Исходный документ:
4 марта 1901 года перед Казанским собором прошла огромная студенческая демонстрация — ее разогнали жандармы, и Горький написал о ней подробную прокламацию, названную «Опровержение правительственного сообщения». Он был там, у Казанского, и все видел. Вскоре после этого, 17 апреля, он был в очередной раз арестован, в тюрьме у него обострился туберкулез, и под давлением общественности он вновь был выпущен — тем более что ничего на него и не было. О его освобождении просил сам Толстой, и в результате уже 17 мая Горький был на свободе. 26 мая родилась его дочь Екатерина. В майском номере «Жизни» появился отрывок из горьковского рассказа «Весенние мелодии» — и тут опять не знаешь, ужасаться или умиляться неразумию русской цензуры: рассказ в целом она запретила, сочтя его (и справедливо) откликом на студенческие волнения, а разрешила из него одну «Песню о Буревестнике». Все-таки стихи, никаких прямых политических намеков… Меру более самоубийственную трудно было придумать: «Песня о Буревестнике» стала манифестом первой русской революции.

Детали задания:
Продолжите текст о Горьком и событиях 1901 года, начав сразу после его последнего предложения.

Записи элементов в рамках
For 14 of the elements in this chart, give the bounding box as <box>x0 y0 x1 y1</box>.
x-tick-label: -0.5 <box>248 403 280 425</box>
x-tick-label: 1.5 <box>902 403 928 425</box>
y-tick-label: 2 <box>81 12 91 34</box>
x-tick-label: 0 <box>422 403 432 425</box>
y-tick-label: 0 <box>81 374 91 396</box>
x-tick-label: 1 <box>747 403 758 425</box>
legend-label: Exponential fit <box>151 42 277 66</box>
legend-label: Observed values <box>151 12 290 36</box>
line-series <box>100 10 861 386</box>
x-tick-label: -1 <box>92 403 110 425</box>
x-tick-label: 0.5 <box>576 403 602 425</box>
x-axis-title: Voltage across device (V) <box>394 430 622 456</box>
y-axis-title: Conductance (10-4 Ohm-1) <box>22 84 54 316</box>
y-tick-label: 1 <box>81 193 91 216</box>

Результат:
12
Не знаю, имеет ли смысл напоминать читателю это сочинение, давно разошедшееся на цитаты. Но перечитать его имеет смысл уже хотя бы потому, что стихи-то, в общем, хороши: белые, в отличие от рифмованных, Горькому удавались. Здесь он писал с натуры — как-никак часто бывал у моря, видел шторм, — и если оставить в стороне революционный пафос, то сама пластическая картина моря перед бурей удалась ему чрезвычайно. Главное тут — верно найденный ритм, четырехстопный хорей, идеально выражающий страшное напряжение в воздухе, предгрозовое, жадное ожидание. Хороша и цветовая гамма «Песни» — черная, белая, синяя. «Синим пламенем пылают стаи туч над бездной моря. Море ловит стрелы молний и в своей пучине гасит». Как хотите, а это здорово, это динамично, это отлично запоминается — и во всем этом какая-то свежесть, радость, никакого отношения не имеющая к русской революционной ситуации. Хватит бояться! Хватит ждать катастрофы — пусть она уже разразится! И не так все страшно, как кажется: «В гневе грома — чуткий демон — он давно усталость слышит».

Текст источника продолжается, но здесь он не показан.